┌──

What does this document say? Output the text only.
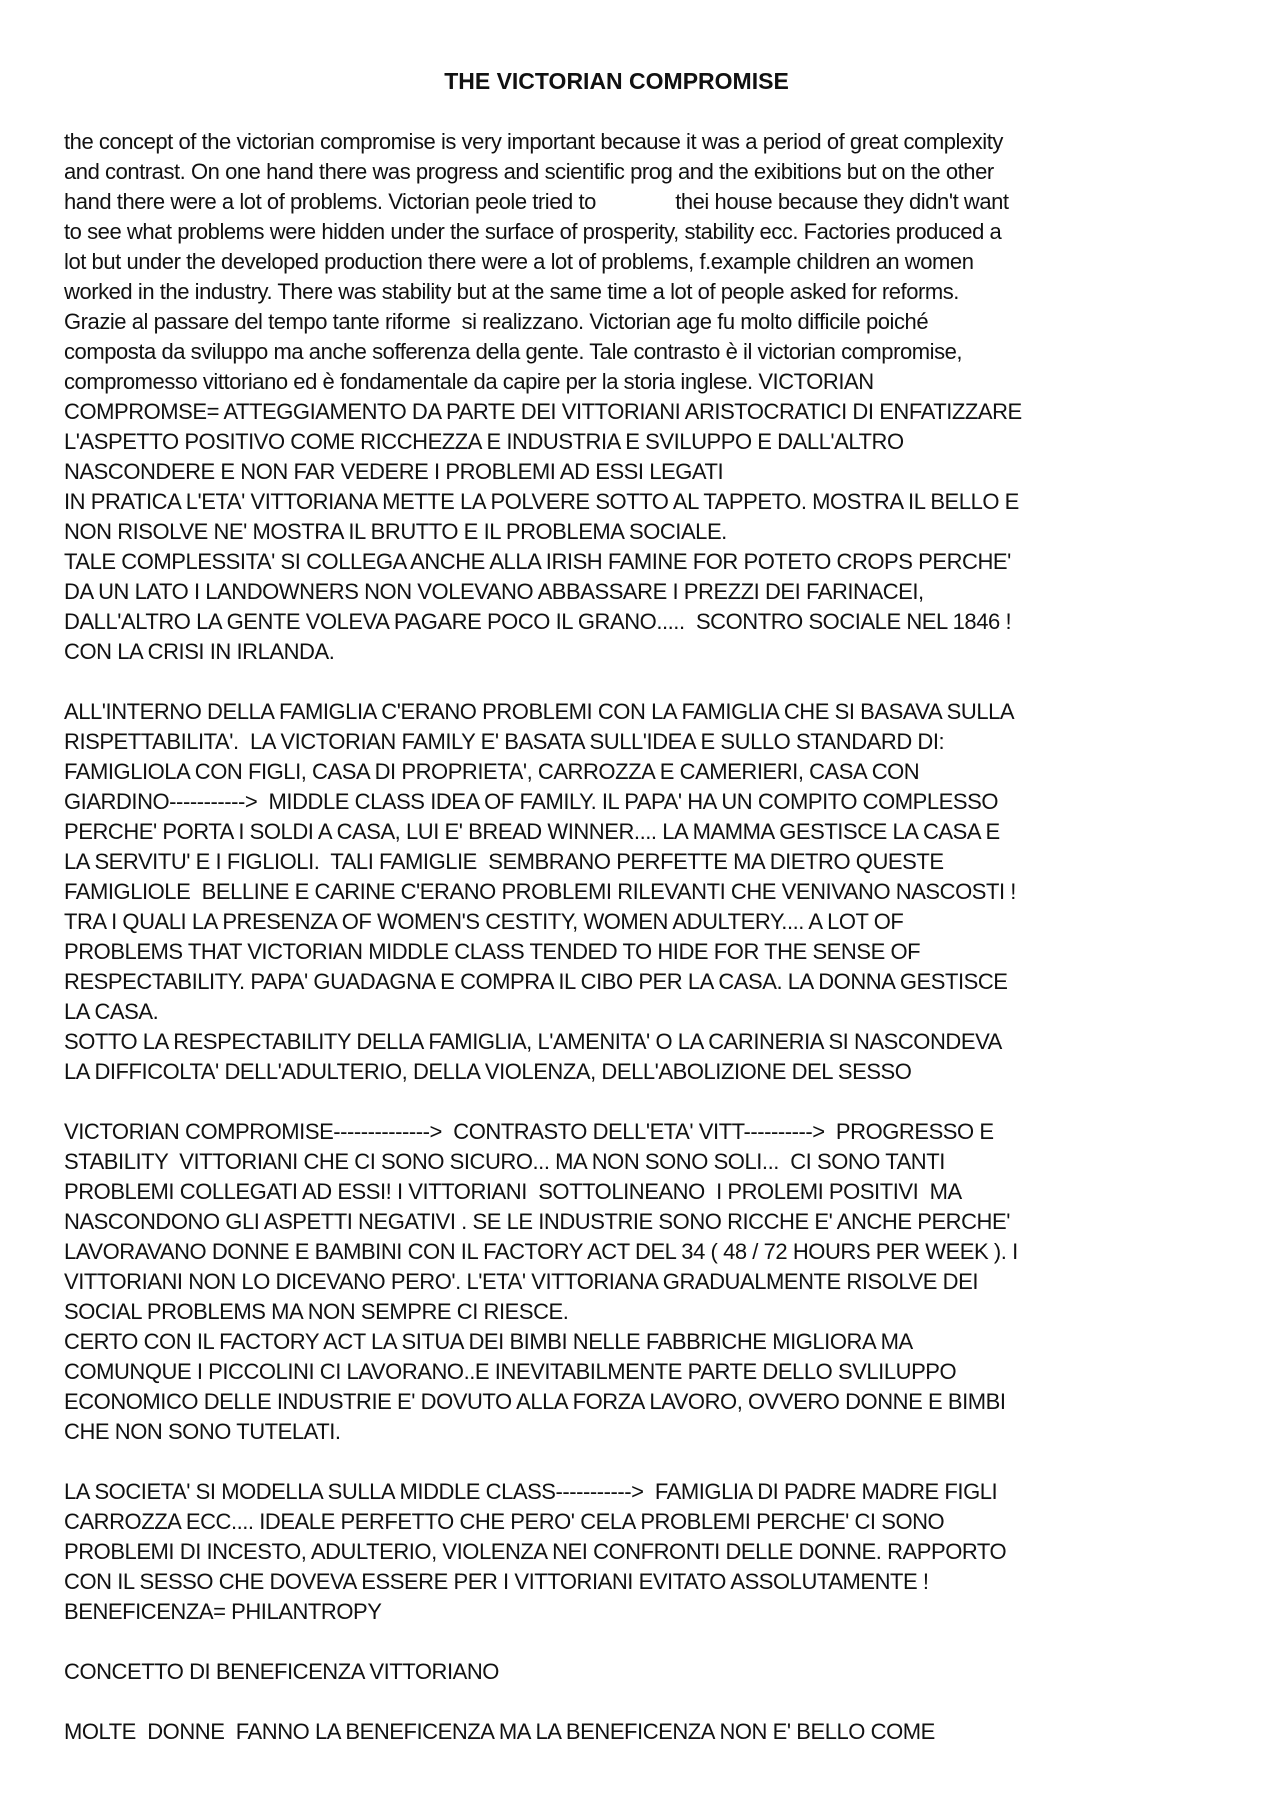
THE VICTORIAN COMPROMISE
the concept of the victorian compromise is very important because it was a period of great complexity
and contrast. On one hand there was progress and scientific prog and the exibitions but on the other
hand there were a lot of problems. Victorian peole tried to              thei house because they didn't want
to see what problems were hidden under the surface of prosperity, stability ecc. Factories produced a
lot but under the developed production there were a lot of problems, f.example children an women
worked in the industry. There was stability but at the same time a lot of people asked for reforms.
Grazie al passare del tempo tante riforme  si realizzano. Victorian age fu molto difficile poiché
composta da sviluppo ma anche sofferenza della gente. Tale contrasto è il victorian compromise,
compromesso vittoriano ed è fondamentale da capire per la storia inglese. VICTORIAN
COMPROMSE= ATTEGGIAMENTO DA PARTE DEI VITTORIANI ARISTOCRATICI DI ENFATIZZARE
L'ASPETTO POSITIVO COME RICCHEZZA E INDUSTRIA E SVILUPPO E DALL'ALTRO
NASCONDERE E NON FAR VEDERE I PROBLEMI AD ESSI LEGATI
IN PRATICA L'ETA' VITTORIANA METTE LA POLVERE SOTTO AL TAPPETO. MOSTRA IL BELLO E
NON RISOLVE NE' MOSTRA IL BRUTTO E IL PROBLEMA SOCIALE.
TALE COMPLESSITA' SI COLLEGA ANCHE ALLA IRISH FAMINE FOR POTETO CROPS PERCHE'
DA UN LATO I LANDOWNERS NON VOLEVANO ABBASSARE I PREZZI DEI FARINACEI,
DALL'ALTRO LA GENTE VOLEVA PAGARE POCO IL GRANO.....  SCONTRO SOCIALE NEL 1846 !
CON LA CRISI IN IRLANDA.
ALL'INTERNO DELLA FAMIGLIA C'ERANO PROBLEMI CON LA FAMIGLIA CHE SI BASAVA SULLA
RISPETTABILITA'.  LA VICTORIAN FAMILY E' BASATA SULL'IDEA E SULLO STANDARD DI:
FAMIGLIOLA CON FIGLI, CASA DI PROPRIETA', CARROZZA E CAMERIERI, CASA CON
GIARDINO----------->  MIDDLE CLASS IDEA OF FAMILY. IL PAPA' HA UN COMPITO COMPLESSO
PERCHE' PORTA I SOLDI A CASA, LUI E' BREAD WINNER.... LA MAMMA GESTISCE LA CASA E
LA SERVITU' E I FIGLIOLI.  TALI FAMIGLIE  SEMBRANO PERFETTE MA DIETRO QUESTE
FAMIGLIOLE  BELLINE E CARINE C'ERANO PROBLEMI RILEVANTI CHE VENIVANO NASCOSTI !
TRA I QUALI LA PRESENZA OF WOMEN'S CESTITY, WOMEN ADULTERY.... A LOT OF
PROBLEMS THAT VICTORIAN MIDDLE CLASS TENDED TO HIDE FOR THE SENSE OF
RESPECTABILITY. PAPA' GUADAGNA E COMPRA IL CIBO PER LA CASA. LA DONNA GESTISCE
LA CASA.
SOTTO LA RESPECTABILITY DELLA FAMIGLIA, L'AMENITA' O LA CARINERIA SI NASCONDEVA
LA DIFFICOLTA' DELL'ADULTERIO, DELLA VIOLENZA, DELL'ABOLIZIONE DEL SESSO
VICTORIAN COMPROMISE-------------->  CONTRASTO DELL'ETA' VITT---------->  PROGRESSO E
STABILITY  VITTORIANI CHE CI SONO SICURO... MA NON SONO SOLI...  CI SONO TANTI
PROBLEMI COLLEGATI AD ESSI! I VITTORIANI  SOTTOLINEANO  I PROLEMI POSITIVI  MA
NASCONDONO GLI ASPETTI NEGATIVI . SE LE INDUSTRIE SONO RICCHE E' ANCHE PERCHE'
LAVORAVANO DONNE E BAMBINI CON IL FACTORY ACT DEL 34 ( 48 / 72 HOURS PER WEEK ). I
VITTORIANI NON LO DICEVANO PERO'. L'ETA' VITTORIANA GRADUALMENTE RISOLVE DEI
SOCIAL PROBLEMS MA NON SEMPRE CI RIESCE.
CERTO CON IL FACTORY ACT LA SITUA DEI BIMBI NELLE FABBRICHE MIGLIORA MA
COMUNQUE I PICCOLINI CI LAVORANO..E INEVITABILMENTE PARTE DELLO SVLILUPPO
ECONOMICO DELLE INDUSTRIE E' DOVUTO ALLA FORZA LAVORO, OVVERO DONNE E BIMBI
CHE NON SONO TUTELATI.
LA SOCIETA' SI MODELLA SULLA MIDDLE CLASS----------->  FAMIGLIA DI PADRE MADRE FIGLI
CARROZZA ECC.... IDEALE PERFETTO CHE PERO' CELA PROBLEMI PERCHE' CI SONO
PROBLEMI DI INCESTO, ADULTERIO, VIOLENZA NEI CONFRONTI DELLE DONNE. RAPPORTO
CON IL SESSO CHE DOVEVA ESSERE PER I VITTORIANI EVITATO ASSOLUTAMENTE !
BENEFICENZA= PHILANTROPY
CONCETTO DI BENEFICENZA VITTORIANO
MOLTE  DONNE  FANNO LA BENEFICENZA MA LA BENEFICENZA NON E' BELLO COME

└──

[Exercise] Consider the entries above and return each line with the string "hand".

[Exercise answer]
and contrast. On one hand there was progress and scientific prog and the exibitions but on the other
hand there were a lot of problems. Victorian peole tried to              thei house because they didn't want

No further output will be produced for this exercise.